#### Information supplied

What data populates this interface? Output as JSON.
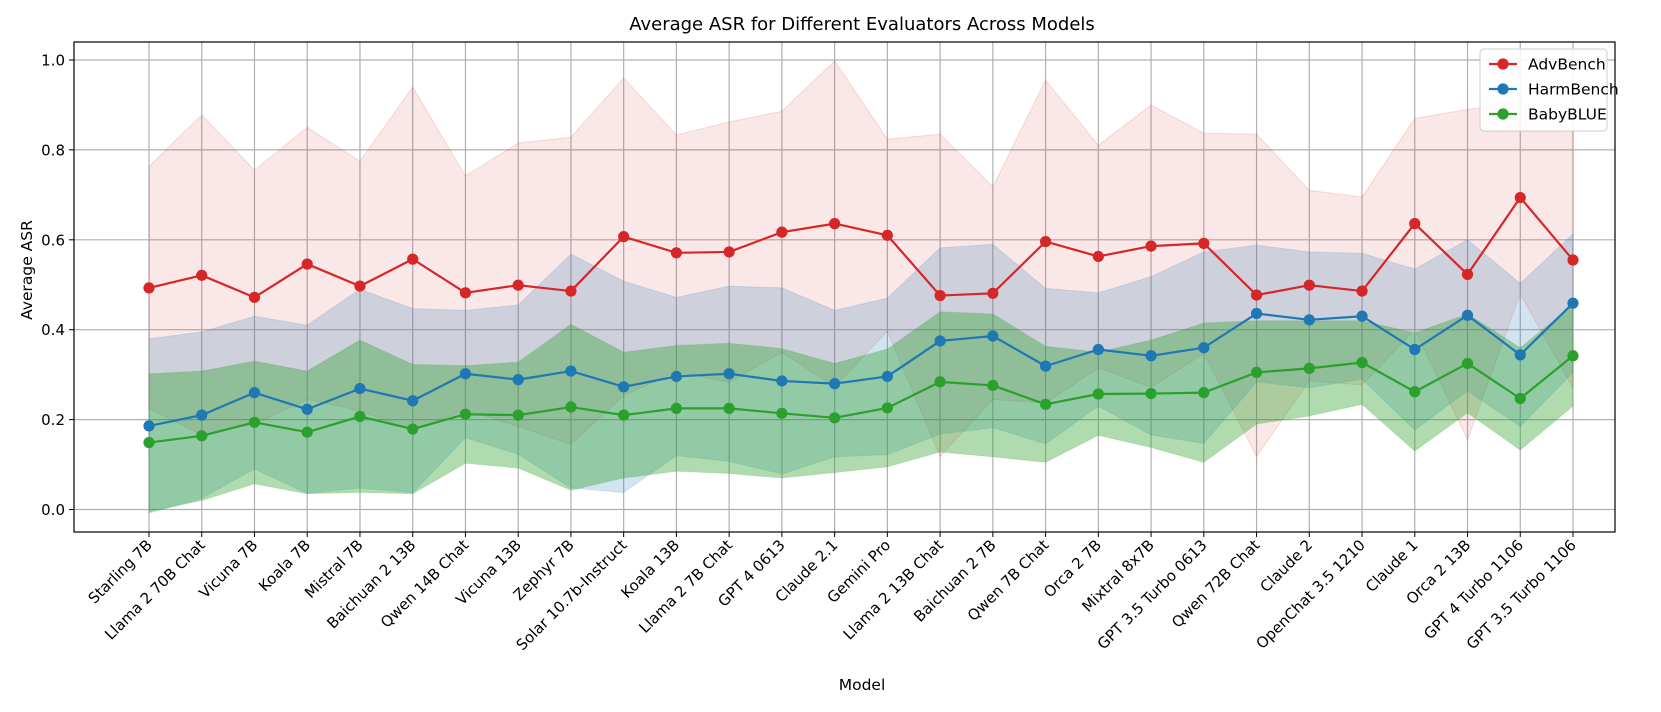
{
  "chart_data": {
    "type": "line",
    "title": "Average ASR for Different Evaluators Across Models",
    "xlabel": "Model",
    "ylabel": "Average ASR",
    "ylim": [
      -0.05,
      1.04
    ],
    "yticks": [
      0.0,
      0.2,
      0.4,
      0.6,
      0.8,
      1.0
    ],
    "ytick_labels": [
      "0.0",
      "0.2",
      "0.4",
      "0.6",
      "0.8",
      "1.0"
    ],
    "grid": true,
    "legend_position": "top-right",
    "categories": [
      "Starling 7B",
      "Llama 2 70B Chat",
      "Vicuna 7B",
      "Koala 7B",
      "Mistral 7B",
      "Baichuan 2 13B",
      "Qwen 14B Chat",
      "Vicuna 13B",
      "Zephyr 7B",
      "Solar 10.7b-Instruct",
      "Koala 13B",
      "Llama 2 7B Chat",
      "GPT 4 0613",
      "Claude 2.1",
      "Gemini Pro",
      "Llama 2 13B Chat",
      "Baichuan 2 7B",
      "Qwen 7B Chat",
      "Orca 2 7B",
      "Mixtral 8x7B",
      "GPT 3.5 Turbo 0613",
      "Qwen 72B Chat",
      "Claude 2",
      "OpenChat 3.5 1210",
      "Claude 1",
      "Orca 2 13B",
      "GPT 4 Turbo 1106",
      "GPT 3.5 Turbo 1106"
    ],
    "series": [
      {
        "name": "AdvBench",
        "color": "#d62728",
        "values": [
          0.493,
          0.521,
          0.472,
          0.546,
          0.497,
          0.557,
          0.482,
          0.499,
          0.486,
          0.607,
          0.571,
          0.573,
          0.617,
          0.636,
          0.61,
          0.476,
          0.481,
          0.596,
          0.563,
          0.586,
          0.592,
          0.477,
          0.499,
          0.486,
          0.636,
          0.523,
          0.694,
          0.555
        ],
        "upper": [
          0.763,
          0.878,
          0.755,
          0.85,
          0.775,
          0.94,
          0.742,
          0.815,
          0.828,
          0.96,
          0.833,
          0.862,
          0.886,
          0.998,
          0.824,
          0.835,
          0.718,
          0.955,
          0.81,
          0.9,
          0.837,
          0.835,
          0.71,
          0.695,
          0.87,
          0.89,
          0.907,
          0.84
        ],
        "lower": [
          0.225,
          0.166,
          0.19,
          0.245,
          0.22,
          0.175,
          0.222,
          0.185,
          0.145,
          0.254,
          0.307,
          0.283,
          0.35,
          0.273,
          0.397,
          0.118,
          0.245,
          0.237,
          0.315,
          0.272,
          0.347,
          0.118,
          0.287,
          0.277,
          0.4,
          0.155,
          0.48,
          0.27
        ]
      },
      {
        "name": "HarmBench",
        "color": "#1f77b4",
        "values": [
          0.186,
          0.21,
          0.26,
          0.223,
          0.269,
          0.242,
          0.302,
          0.289,
          0.308,
          0.273,
          0.296,
          0.302,
          0.286,
          0.28,
          0.296,
          0.375,
          0.386,
          0.319,
          0.356,
          0.342,
          0.36,
          0.436,
          0.422,
          0.43,
          0.356,
          0.432,
          0.344,
          0.459
        ],
        "upper": [
          0.38,
          0.395,
          0.43,
          0.41,
          0.49,
          0.447,
          0.443,
          0.455,
          0.568,
          0.508,
          0.472,
          0.497,
          0.493,
          0.443,
          0.47,
          0.582,
          0.59,
          0.492,
          0.482,
          0.518,
          0.573,
          0.588,
          0.573,
          0.57,
          0.535,
          0.6,
          0.503,
          0.613
        ],
        "lower": [
          -0.008,
          0.025,
          0.09,
          0.036,
          0.048,
          0.037,
          0.16,
          0.123,
          0.048,
          0.038,
          0.12,
          0.107,
          0.079,
          0.117,
          0.122,
          0.168,
          0.182,
          0.146,
          0.23,
          0.166,
          0.147,
          0.284,
          0.271,
          0.29,
          0.177,
          0.264,
          0.185,
          0.305
        ]
      },
      {
        "name": "BabyBLUE",
        "color": "#2ca02c",
        "values": [
          0.149,
          0.164,
          0.194,
          0.172,
          0.207,
          0.179,
          0.212,
          0.21,
          0.228,
          0.21,
          0.225,
          0.225,
          0.214,
          0.204,
          0.226,
          0.284,
          0.276,
          0.234,
          0.257,
          0.258,
          0.26,
          0.305,
          0.314,
          0.327,
          0.262,
          0.325,
          0.247,
          0.342
        ],
        "upper": [
          0.302,
          0.308,
          0.33,
          0.308,
          0.377,
          0.323,
          0.32,
          0.328,
          0.412,
          0.35,
          0.365,
          0.37,
          0.358,
          0.325,
          0.357,
          0.44,
          0.435,
          0.363,
          0.35,
          0.377,
          0.415,
          0.42,
          0.42,
          0.42,
          0.393,
          0.435,
          0.36,
          0.455
        ],
        "lower": [
          -0.005,
          0.02,
          0.057,
          0.035,
          0.038,
          0.035,
          0.103,
          0.092,
          0.043,
          0.07,
          0.085,
          0.08,
          0.07,
          0.082,
          0.095,
          0.128,
          0.117,
          0.105,
          0.165,
          0.138,
          0.105,
          0.19,
          0.208,
          0.234,
          0.13,
          0.215,
          0.132,
          0.23
        ]
      }
    ]
  }
}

########

Quote the records in their entirety, keeping the wording exact and excluding pictures.

*Written answer*:
What data populates this interface? Output as JSON.
{
  "chart_data": {
    "type": "line",
    "title": "Average ASR for Different Evaluators Across Models",
    "xlabel": "Model",
    "ylabel": "Average ASR",
    "ylim": [
      -0.05,
      1.04
    ],
    "yticks": [
      0.0,
      0.2,
      0.4,
      0.6,
      0.8,
      1.0
    ],
    "ytick_labels": [
      "0.0",
      "0.2",
      "0.4",
      "0.6",
      "0.8",
      "1.0"
    ],
    "grid": true,
    "legend_position": "top-right",
    "categories": [
      "Starling 7B",
      "Llama 2 70B Chat",
      "Vicuna 7B",
      "Koala 7B",
      "Mistral 7B",
      "Baichuan 2 13B",
      "Qwen 14B Chat",
      "Vicuna 13B",
      "Zephyr 7B",
      "Solar 10.7b-Instruct",
      "Koala 13B",
      "Llama 2 7B Chat",
      "GPT 4 0613",
      "Claude 2.1",
      "Gemini Pro",
      "Llama 2 13B Chat",
      "Baichuan 2 7B",
      "Qwen 7B Chat",
      "Orca 2 7B",
      "Mixtral 8x7B",
      "GPT 3.5 Turbo 0613",
      "Qwen 72B Chat",
      "Claude 2",
      "OpenChat 3.5 1210",
      "Claude 1",
      "Orca 2 13B",
      "GPT 4 Turbo 1106",
      "GPT 3.5 Turbo 1106"
    ],
    "series": [
      {
        "name": "AdvBench",
        "color": "#d62728",
        "values": [
          0.493,
          0.521,
          0.472,
          0.546,
          0.497,
          0.557,
          0.482,
          0.499,
          0.486,
          0.607,
          0.571,
          0.573,
          0.617,
          0.636,
          0.61,
          0.476,
          0.481,
          0.596,
          0.563,
          0.586,
          0.592,
          0.477,
          0.499,
          0.486,
          0.636,
          0.523,
          0.694,
          0.555
        ],
        "upper": [
          0.763,
          0.878,
          0.755,
          0.85,
          0.775,
          0.94,
          0.742,
          0.815,
          0.828,
          0.96,
          0.833,
          0.862,
          0.886,
          0.998,
          0.824,
          0.835,
          0.718,
          0.955,
          0.81,
          0.9,
          0.837,
          0.835,
          0.71,
          0.695,
          0.87,
          0.89,
          0.907,
          0.84
        ],
        "lower": [
          0.225,
          0.166,
          0.19,
          0.245,
          0.22,
          0.175,
          0.222,
          0.185,
          0.145,
          0.254,
          0.307,
          0.283,
          0.35,
          0.273,
          0.397,
          0.118,
          0.245,
          0.237,
          0.315,
          0.272,
          0.347,
          0.118,
          0.287,
          0.277,
          0.4,
          0.155,
          0.48,
          0.27
        ]
      },
      {
        "name": "HarmBench",
        "color": "#1f77b4",
        "values": [
          0.186,
          0.21,
          0.26,
          0.223,
          0.269,
          0.242,
          0.302,
          0.289,
          0.308,
          0.273,
          0.296,
          0.302,
          0.286,
          0.28,
          0.296,
          0.375,
          0.386,
          0.319,
          0.356,
          0.342,
          0.36,
          0.436,
          0.422,
          0.43,
          0.356,
          0.432,
          0.344,
          0.459
        ],
        "upper": [
          0.38,
          0.395,
          0.43,
          0.41,
          0.49,
          0.447,
          0.443,
          0.455,
          0.568,
          0.508,
          0.472,
          0.497,
          0.493,
          0.443,
          0.47,
          0.582,
          0.59,
          0.492,
          0.482,
          0.518,
          0.573,
          0.588,
          0.573,
          0.57,
          0.535,
          0.6,
          0.503,
          0.613
        ],
        "lower": [
          -0.008,
          0.025,
          0.09,
          0.036,
          0.048,
          0.037,
          0.16,
          0.123,
          0.048,
          0.038,
          0.12,
          0.107,
          0.079,
          0.117,
          0.122,
          0.168,
          0.182,
          0.146,
          0.23,
          0.166,
          0.147,
          0.284,
          0.271,
          0.29,
          0.177,
          0.264,
          0.185,
          0.305
        ]
      },
      {
        "name": "BabyBLUE",
        "color": "#2ca02c",
        "values": [
          0.149,
          0.164,
          0.194,
          0.172,
          0.207,
          0.179,
          0.212,
          0.21,
          0.228,
          0.21,
          0.225,
          0.225,
          0.214,
          0.204,
          0.226,
          0.284,
          0.276,
          0.234,
          0.257,
          0.258,
          0.26,
          0.305,
          0.314,
          0.327,
          0.262,
          0.325,
          0.247,
          0.342
        ],
        "upper": [
          0.302,
          0.308,
          0.33,
          0.308,
          0.377,
          0.323,
          0.32,
          0.328,
          0.412,
          0.35,
          0.365,
          0.37,
          0.358,
          0.325,
          0.357,
          0.44,
          0.435,
          0.363,
          0.35,
          0.377,
          0.415,
          0.42,
          0.42,
          0.42,
          0.393,
          0.435,
          0.36,
          0.455
        ],
        "lower": [
          -0.005,
          0.02,
          0.057,
          0.035,
          0.038,
          0.035,
          0.103,
          0.092,
          0.043,
          0.07,
          0.085,
          0.08,
          0.07,
          0.082,
          0.095,
          0.128,
          0.117,
          0.105,
          0.165,
          0.138,
          0.105,
          0.19,
          0.208,
          0.234,
          0.13,
          0.215,
          0.132,
          0.23
        ]
      }
    ]
  }
}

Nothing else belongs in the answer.